STATED PROBLEM
Leave out the pictures and transcribe the rest of the records exactly.

EXTRACTED DATA
↓↓↓

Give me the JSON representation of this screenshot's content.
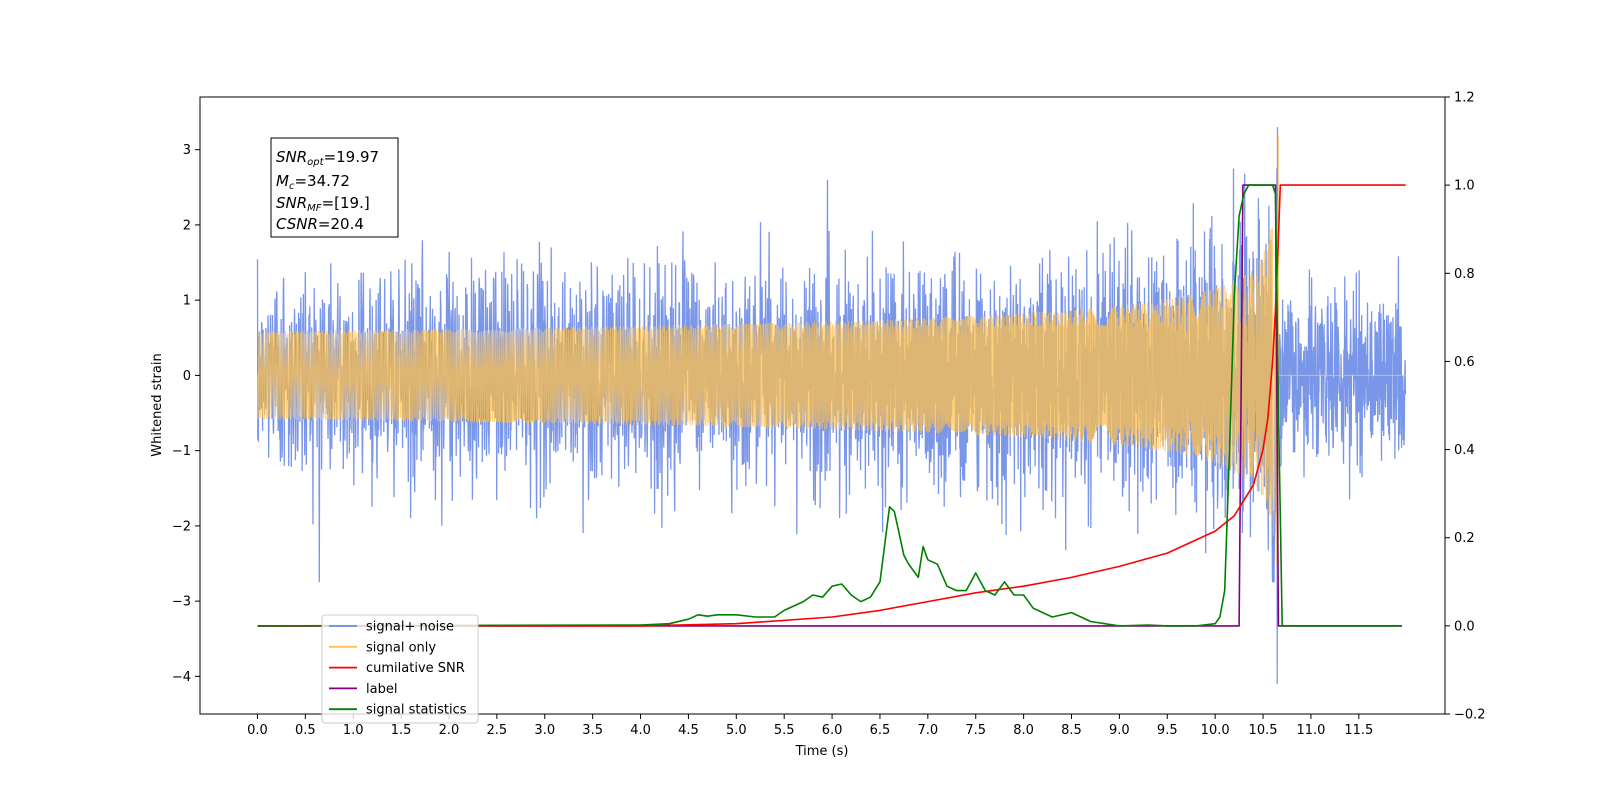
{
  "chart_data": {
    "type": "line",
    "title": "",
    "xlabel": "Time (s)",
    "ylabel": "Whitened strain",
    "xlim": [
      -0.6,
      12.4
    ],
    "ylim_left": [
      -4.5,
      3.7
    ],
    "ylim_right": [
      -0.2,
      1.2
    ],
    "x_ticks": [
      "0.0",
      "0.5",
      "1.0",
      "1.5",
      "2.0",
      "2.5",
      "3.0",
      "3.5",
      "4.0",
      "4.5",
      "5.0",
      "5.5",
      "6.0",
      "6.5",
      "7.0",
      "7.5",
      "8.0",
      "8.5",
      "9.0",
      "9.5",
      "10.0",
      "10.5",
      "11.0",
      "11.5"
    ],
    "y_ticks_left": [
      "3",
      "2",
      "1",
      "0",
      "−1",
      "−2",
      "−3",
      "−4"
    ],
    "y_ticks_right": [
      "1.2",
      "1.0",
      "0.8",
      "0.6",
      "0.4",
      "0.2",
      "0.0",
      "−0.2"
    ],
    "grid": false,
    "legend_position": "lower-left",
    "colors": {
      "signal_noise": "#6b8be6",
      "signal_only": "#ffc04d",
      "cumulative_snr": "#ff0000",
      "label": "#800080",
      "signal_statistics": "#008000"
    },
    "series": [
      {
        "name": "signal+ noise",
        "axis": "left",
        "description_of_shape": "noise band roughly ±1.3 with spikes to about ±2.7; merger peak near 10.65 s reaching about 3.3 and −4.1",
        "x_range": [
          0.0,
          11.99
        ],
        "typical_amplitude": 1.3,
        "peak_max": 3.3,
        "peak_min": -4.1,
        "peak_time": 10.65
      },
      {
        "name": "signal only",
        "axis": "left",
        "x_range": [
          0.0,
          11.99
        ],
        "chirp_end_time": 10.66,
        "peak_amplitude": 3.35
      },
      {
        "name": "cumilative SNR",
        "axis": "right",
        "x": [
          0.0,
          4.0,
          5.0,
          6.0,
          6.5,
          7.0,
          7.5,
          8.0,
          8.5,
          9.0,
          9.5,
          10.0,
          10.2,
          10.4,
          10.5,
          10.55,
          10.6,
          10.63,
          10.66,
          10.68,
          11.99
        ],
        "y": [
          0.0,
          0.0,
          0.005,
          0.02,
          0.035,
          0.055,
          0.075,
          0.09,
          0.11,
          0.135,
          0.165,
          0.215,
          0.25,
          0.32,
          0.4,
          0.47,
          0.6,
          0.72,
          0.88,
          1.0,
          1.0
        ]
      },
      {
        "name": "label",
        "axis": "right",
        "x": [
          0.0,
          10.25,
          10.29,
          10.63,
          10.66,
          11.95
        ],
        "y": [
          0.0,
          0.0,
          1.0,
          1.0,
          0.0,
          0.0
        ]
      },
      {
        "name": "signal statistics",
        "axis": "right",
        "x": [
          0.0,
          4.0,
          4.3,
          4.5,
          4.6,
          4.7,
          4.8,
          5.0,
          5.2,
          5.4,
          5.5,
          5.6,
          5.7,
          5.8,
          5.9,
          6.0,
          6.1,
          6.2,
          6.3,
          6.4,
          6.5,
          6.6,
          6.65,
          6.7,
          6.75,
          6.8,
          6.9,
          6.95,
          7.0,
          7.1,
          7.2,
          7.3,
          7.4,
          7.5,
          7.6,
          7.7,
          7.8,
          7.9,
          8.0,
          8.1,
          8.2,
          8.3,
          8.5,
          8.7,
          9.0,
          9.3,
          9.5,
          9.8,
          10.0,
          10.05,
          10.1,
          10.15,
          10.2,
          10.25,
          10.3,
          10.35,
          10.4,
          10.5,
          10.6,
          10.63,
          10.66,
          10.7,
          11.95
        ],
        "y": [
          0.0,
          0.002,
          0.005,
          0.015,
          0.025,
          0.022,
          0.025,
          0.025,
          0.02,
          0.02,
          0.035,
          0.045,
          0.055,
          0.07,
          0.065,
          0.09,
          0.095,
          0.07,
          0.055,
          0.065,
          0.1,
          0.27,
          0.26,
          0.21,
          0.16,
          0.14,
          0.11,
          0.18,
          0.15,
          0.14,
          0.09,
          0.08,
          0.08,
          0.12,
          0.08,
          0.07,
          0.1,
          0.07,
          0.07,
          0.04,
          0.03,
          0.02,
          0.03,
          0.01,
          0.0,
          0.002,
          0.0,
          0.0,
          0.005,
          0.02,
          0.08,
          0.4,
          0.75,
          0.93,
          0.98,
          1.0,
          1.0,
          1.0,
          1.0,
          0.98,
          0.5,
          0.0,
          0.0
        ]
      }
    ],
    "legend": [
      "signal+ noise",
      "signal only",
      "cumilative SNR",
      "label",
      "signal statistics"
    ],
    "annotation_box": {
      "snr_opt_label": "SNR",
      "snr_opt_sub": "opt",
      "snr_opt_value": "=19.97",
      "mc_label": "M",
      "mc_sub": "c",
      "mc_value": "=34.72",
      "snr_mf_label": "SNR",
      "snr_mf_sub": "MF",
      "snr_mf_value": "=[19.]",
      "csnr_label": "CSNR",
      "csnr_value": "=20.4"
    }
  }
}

↑↑↑

RESPONSE
Give me the JSON representation of this screenshot's content.
{
  "chart_data": {
    "type": "line",
    "title": "",
    "xlabel": "Time (s)",
    "ylabel": "Whitened strain",
    "xlim": [
      -0.6,
      12.4
    ],
    "ylim_left": [
      -4.5,
      3.7
    ],
    "ylim_right": [
      -0.2,
      1.2
    ],
    "x_ticks": [
      "0.0",
      "0.5",
      "1.0",
      "1.5",
      "2.0",
      "2.5",
      "3.0",
      "3.5",
      "4.0",
      "4.5",
      "5.0",
      "5.5",
      "6.0",
      "6.5",
      "7.0",
      "7.5",
      "8.0",
      "8.5",
      "9.0",
      "9.5",
      "10.0",
      "10.5",
      "11.0",
      "11.5"
    ],
    "y_ticks_left": [
      "3",
      "2",
      "1",
      "0",
      "−1",
      "−2",
      "−3",
      "−4"
    ],
    "y_ticks_right": [
      "1.2",
      "1.0",
      "0.8",
      "0.6",
      "0.4",
      "0.2",
      "0.0",
      "−0.2"
    ],
    "grid": false,
    "legend_position": "lower-left",
    "colors": {
      "signal_noise": "#6b8be6",
      "signal_only": "#ffc04d",
      "cumulative_snr": "#ff0000",
      "label": "#800080",
      "signal_statistics": "#008000"
    },
    "series": [
      {
        "name": "signal+ noise",
        "axis": "left",
        "description_of_shape": "noise band roughly ±1.3 with spikes to about ±2.7; merger peak near 10.65 s reaching about 3.3 and −4.1",
        "x_range": [
          0.0,
          11.99
        ],
        "typical_amplitude": 1.3,
        "peak_max": 3.3,
        "peak_min": -4.1,
        "peak_time": 10.65
      },
      {
        "name": "signal only",
        "axis": "left",
        "x_range": [
          0.0,
          11.99
        ],
        "chirp_end_time": 10.66,
        "peak_amplitude": 3.35
      },
      {
        "name": "cumilative SNR",
        "axis": "right",
        "x": [
          0.0,
          4.0,
          5.0,
          6.0,
          6.5,
          7.0,
          7.5,
          8.0,
          8.5,
          9.0,
          9.5,
          10.0,
          10.2,
          10.4,
          10.5,
          10.55,
          10.6,
          10.63,
          10.66,
          10.68,
          11.99
        ],
        "y": [
          0.0,
          0.0,
          0.005,
          0.02,
          0.035,
          0.055,
          0.075,
          0.09,
          0.11,
          0.135,
          0.165,
          0.215,
          0.25,
          0.32,
          0.4,
          0.47,
          0.6,
          0.72,
          0.88,
          1.0,
          1.0
        ]
      },
      {
        "name": "label",
        "axis": "right",
        "x": [
          0.0,
          10.25,
          10.29,
          10.63,
          10.66,
          11.95
        ],
        "y": [
          0.0,
          0.0,
          1.0,
          1.0,
          0.0,
          0.0
        ]
      },
      {
        "name": "signal statistics",
        "axis": "right",
        "x": [
          0.0,
          4.0,
          4.3,
          4.5,
          4.6,
          4.7,
          4.8,
          5.0,
          5.2,
          5.4,
          5.5,
          5.6,
          5.7,
          5.8,
          5.9,
          6.0,
          6.1,
          6.2,
          6.3,
          6.4,
          6.5,
          6.6,
          6.65,
          6.7,
          6.75,
          6.8,
          6.9,
          6.95,
          7.0,
          7.1,
          7.2,
          7.3,
          7.4,
          7.5,
          7.6,
          7.7,
          7.8,
          7.9,
          8.0,
          8.1,
          8.2,
          8.3,
          8.5,
          8.7,
          9.0,
          9.3,
          9.5,
          9.8,
          10.0,
          10.05,
          10.1,
          10.15,
          10.2,
          10.25,
          10.3,
          10.35,
          10.4,
          10.5,
          10.6,
          10.63,
          10.66,
          10.7,
          11.95
        ],
        "y": [
          0.0,
          0.002,
          0.005,
          0.015,
          0.025,
          0.022,
          0.025,
          0.025,
          0.02,
          0.02,
          0.035,
          0.045,
          0.055,
          0.07,
          0.065,
          0.09,
          0.095,
          0.07,
          0.055,
          0.065,
          0.1,
          0.27,
          0.26,
          0.21,
          0.16,
          0.14,
          0.11,
          0.18,
          0.15,
          0.14,
          0.09,
          0.08,
          0.08,
          0.12,
          0.08,
          0.07,
          0.1,
          0.07,
          0.07,
          0.04,
          0.03,
          0.02,
          0.03,
          0.01,
          0.0,
          0.002,
          0.0,
          0.0,
          0.005,
          0.02,
          0.08,
          0.4,
          0.75,
          0.93,
          0.98,
          1.0,
          1.0,
          1.0,
          1.0,
          0.98,
          0.5,
          0.0,
          0.0
        ]
      }
    ],
    "legend": [
      "signal+ noise",
      "signal only",
      "cumilative SNR",
      "label",
      "signal statistics"
    ],
    "annotation_box": {
      "snr_opt_label": "SNR",
      "snr_opt_sub": "opt",
      "snr_opt_value": "=19.97",
      "mc_label": "M",
      "mc_sub": "c",
      "mc_value": "=34.72",
      "snr_mf_label": "SNR",
      "snr_mf_sub": "MF",
      "snr_mf_value": "=[19.]",
      "csnr_label": "CSNR",
      "csnr_value": "=20.4"
    }
  }
}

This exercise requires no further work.